Recorded data START

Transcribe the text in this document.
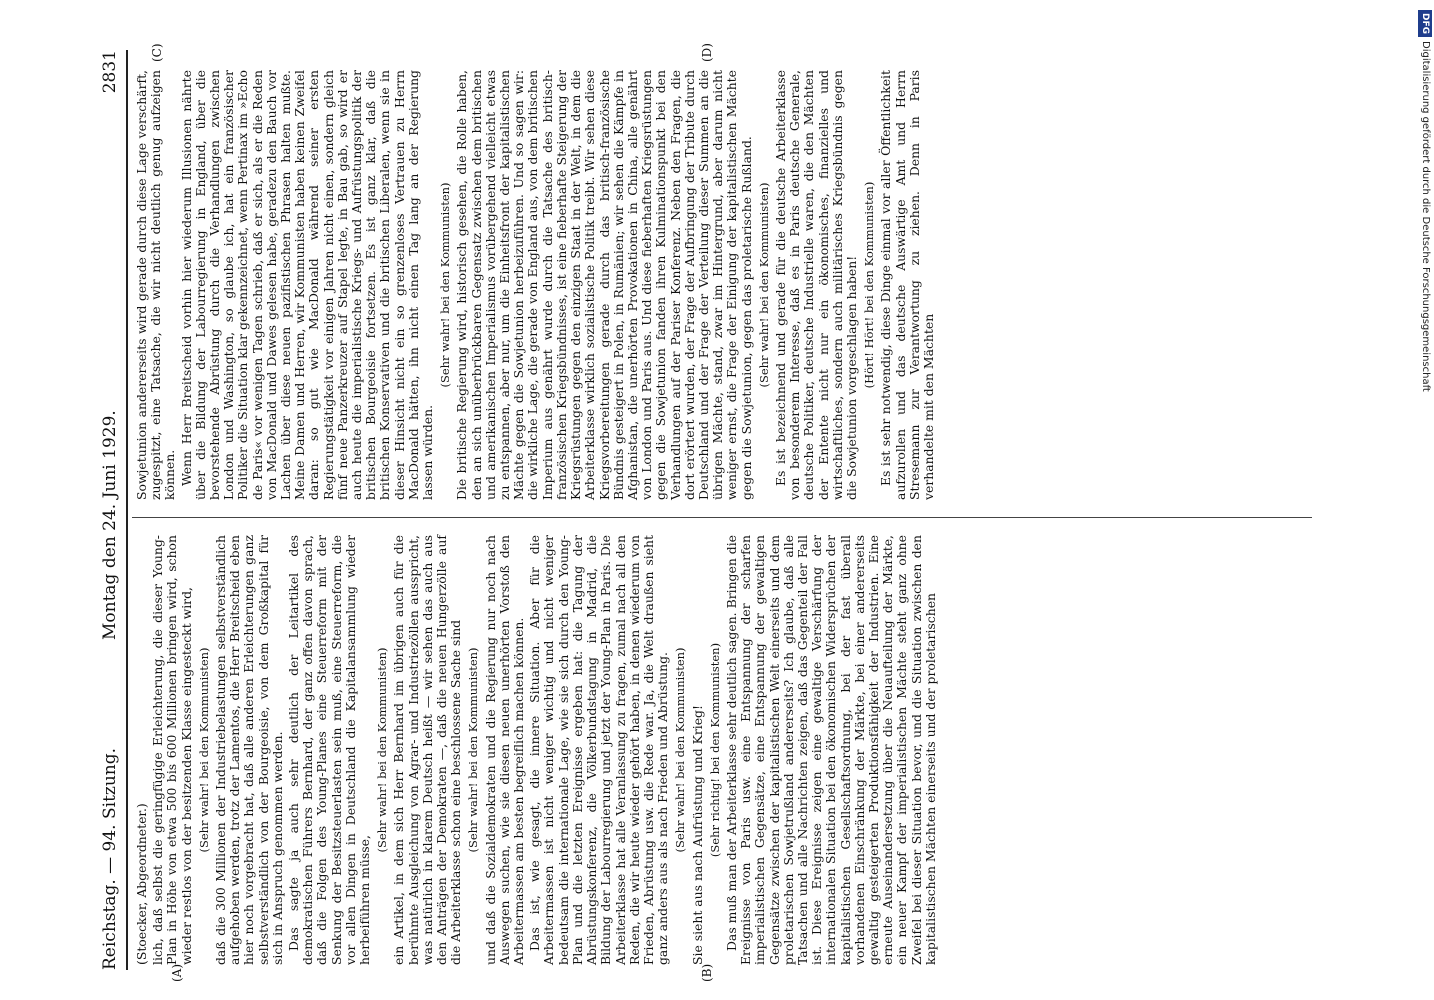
Reichstag. — 94. Sitzung.
Montag den 24. Juni 1929.
2831
(A)	(B)
(C)	(D)

(Stoecker, Abgeordneter.) lich, daß selbst die geringfügige Erleichterung, die dieser Young-Plan in Höhe von etwa 500 bis 600 Millionen bringen wird, schon wieder restlos von der besitzenden Klasse eingesteckt wird, (Sehr wahr! bei den Kommunisten) daß die 300 Millionen der Industriebelastungen selbstverständlich aufgehoben werden, trotz der Lamentos, die Herr Breitscheid eben hier noch vorgebracht hat, daß alle anderen Erleichterungen ganz selbstverständlich von der Bourgeoisie, von dem Großkapital für sich in Anspruch genommen werden. Das sagte ja auch sehr deutlich der Leitartikel des demokratischen Führers Bernhard, der ganz offen davon sprach, daß die Folgen des Young-Planes eine Steuerreform mit der Senkung der Besitzsteuerlasten sein muß, eine Steuerreform, die vor allen Dingen in Deutschland die Kapitalansammlung wieder herbeiführen müsse,

(Sehr wahr! bei den Kommunisten) ein Artikel, in dem sich Herr Bernhard im übrigen auch für die berühmte Ausgleichung von Agrar- und Industriezöllen ausspricht, was natürlich in klarem Deutsch heißt — wir sehen das auch aus den Anträgen der Demokraten —, daß die neuen Hungerzölle auf die Arbeiterklasse schon eine beschlossene Sache sind (Sehr wahr! bei den Kommunisten) und daß die Sozialdemokraten und die Regierung nur noch nach Auswegen suchen, wie sie diesen neuen unerhörten Vorstoß den Arbeitermassen am besten begreiflich machen können. Das ist, wie gesagt, die innere Situation. Aber für die Arbeitermassen ist nicht weniger wichtig und nicht weniger bedeutsam die internationale Lage, wie sie sich durch den Young-Plan und die letzten Ereignisse ergeben hat: die Tagung der Abrüstungskonferenz, die Völkerbundstagung in Madrid, die Bildung der Labourregierung und jetzt der Young-Plan in Paris. Die Arbeiterklasse hat alle Veranlassung zu fragen, zumal nach all den Reden, die wir heute wieder gehört haben, in denen wiederum von Frieden, Abrüstung usw. die Rede war. Ja, die Welt draußen sieht ganz anders aus als nach Frieden und Abrüstung. (Sehr wahr! bei den Kommunisten) Sie sieht aus nach Aufrüstung und Krieg! (Sehr richtig! bei den Kommunisten) Das muß man der Arbeiterklasse sehr deutlich sagen. Bringen die Ereignisse von Paris usw. eine Entspannung der scharfen imperialistischen Gegensätze, eine Entspannung der gewaltigen Gegensätze zwischen der kapitalistischen Welt einerseits und dem proletarischen Sowjetrußland andererseits? Ich glaube, daß alle Tatsachen und alle Nachrichten zeigen, daß das Gegenteil der Fall ist. Diese Ereignisse zeigen eine gewaltige Verschärfung der internationalen Situation bei den ökonomischen Widersprüchen der kapitalistischen Gesellschaftsordnung, bei der fast überall vorhandenen Einschränkung der Märkte, bei einer andererseits gewaltig gesteigerten Produktionsfähigkeit der Industrien. Eine erneute Auseinandersetzung über die Neuaufteilung der Märkte, ein neuer Kampf der imperialistischen Mächte steht ganz ohne Zweifel bei dieser Situation bevor, und die Situation zwischen den kapitalistischen Mächten einerseits und der proletarischen

Sowjetunion andererseits wird gerade durch diese Lage verschärft, zugespitzt, eine Tatsache, die wir nicht deutlich genug aufzeigen können. Wenn Herr Breitscheid vorhin hier wiederum Illusionen nährte über die Bildung der Labourregierung in England, über die bevorstehende Abrüstung durch die Verhandlungen zwischen London und Washington, so glaube ich, hat ein französischer Politiker die Situation klar gekennzeichnet, wenn Pertinax im »Echo de Paris« vor wenigen Tagen schrieb, daß er sich, als er die Reden von MacDonald und Dawes gelesen habe, geradezu den Bauch vor Lachen über diese neuen pazifistischen Phrasen halten mußte. Meine Damen und Herren, wir Kommunisten haben keinen Zweifel daran: so gut wie MacDonald während seiner ersten Regierungstätigkeit vor einigen Jahren nicht einen, sondern gleich fünf neue Panzerkreuzer auf Stapel legte, in Bau gab, so wird er auch heute die imperialistische Kriegs- und Aufrüstungspolitik der britischen Bourgeoisie fortsetzen. Es ist ganz klar, daß die britischen Konservativen und die britischen Liberalen, wenn sie in dieser Hinsicht nicht ein so grenzenloses Vertrauen zu Herrn MacDonald hätten, ihn nicht einen Tag lang an der Regierung lassen würden.

(Sehr wahr! bei den Kommunisten) Die britische Regierung wird, historisch gesehen, die Rolle haben, den an sich unüberbrückbaren Gegensatz zwischen dem britischen und amerikanischen Imperialismus vorübergehend vielleicht etwas zu entspannen, aber nur, um die Einheitsfront der kapitalistischen Mächte gegen die Sowjetunion herbeizuführen. Und so sagen wir: die wirkliche Lage, die gerade von England aus, von dem britischen Imperium aus genährt wurde durch die Tatsache des britisch-französischen Kriegsbündnisses, ist eine fieberhafte Steigerung der Kriegsrüstungen gegen den einzigen Staat in der Welt, in dem die Arbeiterklasse wirklich sozialistische Politik treibt. Wir sehen diese Kriegsvorbereitungen gerade durch das britisch-französische Bündnis gesteigert in Polen, in Rumänien; wir sehen die Kämpfe in Afghanistan, die unerhörten Provokationen in China, alle genährt von London und Paris aus. Und diese fieberhaften Kriegsrüstungen gegen die Sowjetunion fanden ihren Kulminationspunkt bei den Verhandlungen auf der Pariser Konferenz. Neben den Fragen, die dort erörtert wurden, der Frage der Aufbringung der Tribute durch Deutschland und der Frage der Verteilung dieser Summen an die übrigen Mächte, stand, zwar im Hintergrund, aber darum nicht weniger ernst, die Frage der Einigung der kapitalistischen Mächte gegen die Sowjetunion, gegen das proletarische Rußland. (Sehr wahr! bei den Kommunisten) Es ist bezeichnend und gerade für die deutsche Arbeiterklasse von besonderem Interesse, daß es in Paris deutsche Generale, deutsche Politiker, deutsche Industrielle waren, die den Mächten der Entente nicht nur ein ökonomisches, finanzielles und wirtschaftliches, sondern auch militärisches Kriegsbündnis gegen die Sowjetunion vorgeschlagen haben! (Hört! Hört! bei den Kommunisten) Es ist sehr notwendig, diese Dinge einmal vor aller Öffentlichkeit aufzurollen und das deutsche Auswärtige Amt und Herrn Stresemann zur Verantwortung zu ziehen. Denn in Paris verhandelte mit den Mächten

DFGDigitalisierung gefördert durch die Deutsche Forschungsgemeinschaft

Recorded data END

* What to do:
The data above should be repeated exactly, minus any pictures.

* Exercise answer:
Transcribe the text in this document.
Reichstag. — 94. Sitzung.
Montag den 24. Juni 1929.
2831
(A)	(B)
(C)	(D)

(Stoecker, Abgeordneter.) lich, daß selbst die geringfügige Erleichterung, die dieser Young-Plan in Höhe von etwa 500 bis 600 Millionen bringen wird, schon wieder restlos von der besitzenden Klasse eingesteckt wird, (Sehr wahr! bei den Kommunisten) daß die 300 Millionen der Industriebelastungen selbstverständlich aufgehoben werden, trotz der Lamentos, die Herr Breitscheid eben hier noch vorgebracht hat, daß alle anderen Erleichterungen ganz selbstverständlich von der Bourgeoisie, von dem Großkapital für sich in Anspruch genommen werden. Das sagte ja auch sehr deutlich der Leitartikel des demokratischen Führers Bernhard, der ganz offen davon sprach, daß die Folgen des Young-Planes eine Steuerreform mit der Senkung der Besitzsteuerlasten sein muß, eine Steuerreform, die vor allen Dingen in Deutschland die Kapitalansammlung wieder herbeiführen müsse,

(Sehr wahr! bei den Kommunisten) ein Artikel, in dem sich Herr Bernhard im übrigen auch für die berühmte Ausgleichung von Agrar- und Industriezöllen ausspricht, was natürlich in klarem Deutsch heißt — wir sehen das auch aus den Anträgen der Demokraten —, daß die neuen Hungerzölle auf die Arbeiterklasse schon eine beschlossene Sache sind (Sehr wahr! bei den Kommunisten) und daß die Sozialdemokraten und die Regierung nur noch nach Auswegen suchen, wie sie diesen neuen unerhörten Vorstoß den Arbeitermassen am besten begreiflich machen können. Das ist, wie gesagt, die innere Situation. Aber für die Arbeitermassen ist nicht weniger wichtig und nicht weniger bedeutsam die internationale Lage, wie sie sich durch den Young-Plan und die letzten Ereignisse ergeben hat: die Tagung der Abrüstungskonferenz, die Völkerbundstagung in Madrid, die Bildung der Labourregierung und jetzt der Young-Plan in Paris. Die Arbeiterklasse hat alle Veranlassung zu fragen, zumal nach all den Reden, die wir heute wieder gehört haben, in denen wiederum von Frieden, Abrüstung usw. die Rede war. Ja, die Welt draußen sieht ganz anders aus als nach Frieden und Abrüstung. (Sehr wahr! bei den Kommunisten) Sie sieht aus nach Aufrüstung und Krieg! (Sehr richtig! bei den Kommunisten) Das muß man der Arbeiterklasse sehr deutlich sagen. Bringen die Ereignisse von Paris usw. eine Entspannung der scharfen imperialistischen Gegensätze, eine Entspannung der gewaltigen Gegensätze zwischen der kapitalistischen Welt einerseits und dem proletarischen Sowjetrußland andererseits? Ich glaube, daß alle Tatsachen und alle Nachrichten zeigen, daß das Gegenteil der Fall ist. Diese Ereignisse zeigen eine gewaltige Verschärfung der internationalen Situation bei den ökonomischen Widersprüchen der kapitalistischen Gesellschaftsordnung, bei der fast überall vorhandenen Einschränkung der Märkte, bei einer andererseits gewaltig gesteigerten Produktionsfähigkeit der Industrien. Eine erneute Auseinandersetzung über die Neuaufteilung der Märkte, ein neuer Kampf der imperialistischen Mächte steht ganz ohne Zweifel bei dieser Situation bevor, und die Situation zwischen den kapitalistischen Mächten einerseits und der proletarischen

Sowjetunion andererseits wird gerade durch diese Lage verschärft, zugespitzt, eine Tatsache, die wir nicht deutlich genug aufzeigen können. Wenn Herr Breitscheid vorhin hier wiederum Illusionen nährte über die Bildung der Labourregierung in England, über die bevorstehende Abrüstung durch die Verhandlungen zwischen London und Washington, so glaube ich, hat ein französischer Politiker die Situation klar gekennzeichnet, wenn Pertinax im »Echo de Paris« vor wenigen Tagen schrieb, daß er sich, als er die Reden von MacDonald und Dawes gelesen habe, geradezu den Bauch vor Lachen über diese neuen pazifistischen Phrasen halten mußte. Meine Damen und Herren, wir Kommunisten haben keinen Zweifel daran: so gut wie MacDonald während seiner ersten Regierungstätigkeit vor einigen Jahren nicht einen, sondern gleich fünf neue Panzerkreuzer auf Stapel legte, in Bau gab, so wird er auch heute die imperialistische Kriegs- und Aufrüstungspolitik der britischen Bourgeoisie fortsetzen. Es ist ganz klar, daß die britischen Konservativen und die britischen Liberalen, wenn sie in dieser Hinsicht nicht ein so grenzenloses Vertrauen zu Herrn MacDonald hätten, ihn nicht einen Tag lang an der Regierung lassen würden.

(Sehr wahr! bei den Kommunisten) Die britische Regierung wird, historisch gesehen, die Rolle haben, den an sich unüberbrückbaren Gegensatz zwischen dem britischen und amerikanischen Imperialismus vorübergehend vielleicht etwas zu entspannen, aber nur, um die Einheitsfront der kapitalistischen Mächte gegen die Sowjetunion herbeizuführen. Und so sagen wir: die wirkliche Lage, die gerade von England aus, von dem britischen Imperium aus genährt wurde durch die Tatsache des britisch-französischen Kriegsbündnisses, ist eine fieberhafte Steigerung der Kriegsrüstungen gegen den einzigen Staat in der Welt, in dem die Arbeiterklasse wirklich sozialistische Politik treibt. Wir sehen diese Kriegsvorbereitungen gerade durch das britisch-französische Bündnis gesteigert in Polen, in Rumänien; wir sehen die Kämpfe in Afghanistan, die unerhörten Provokationen in China, alle genährt von London und Paris aus. Und diese fieberhaften Kriegsrüstungen gegen die Sowjetunion fanden ihren Kulminationspunkt bei den Verhandlungen auf der Pariser Konferenz. Neben den Fragen, die dort erörtert wurden, der Frage der Aufbringung der Tribute durch Deutschland und der Frage der Verteilung dieser Summen an die übrigen Mächte, stand, zwar im Hintergrund, aber darum nicht weniger ernst, die Frage der Einigung der kapitalistischen Mächte gegen die Sowjetunion, gegen das proletarische Rußland. (Sehr wahr! bei den Kommunisten) Es ist bezeichnend und gerade für die deutsche Arbeiterklasse von besonderem Interesse, daß es in Paris deutsche Generale, deutsche Politiker, deutsche Industrielle waren, die den Mächten der Entente nicht nur ein ökonomisches, finanzielles und wirtschaftliches, sondern auch militärisches Kriegsbündnis gegen die Sowjetunion vorgeschlagen haben! (Hört! Hört! bei den Kommunisten) Es ist sehr notwendig, diese Dinge einmal vor aller Öffentlichkeit aufzurollen und das deutsche Auswärtige Amt und Herrn Stresemann zur Verantwortung zu ziehen. Denn in Paris verhandelte mit den Mächten

DFGDigitalisierung gefördert durch die Deutsche Forschungsgemeinschaft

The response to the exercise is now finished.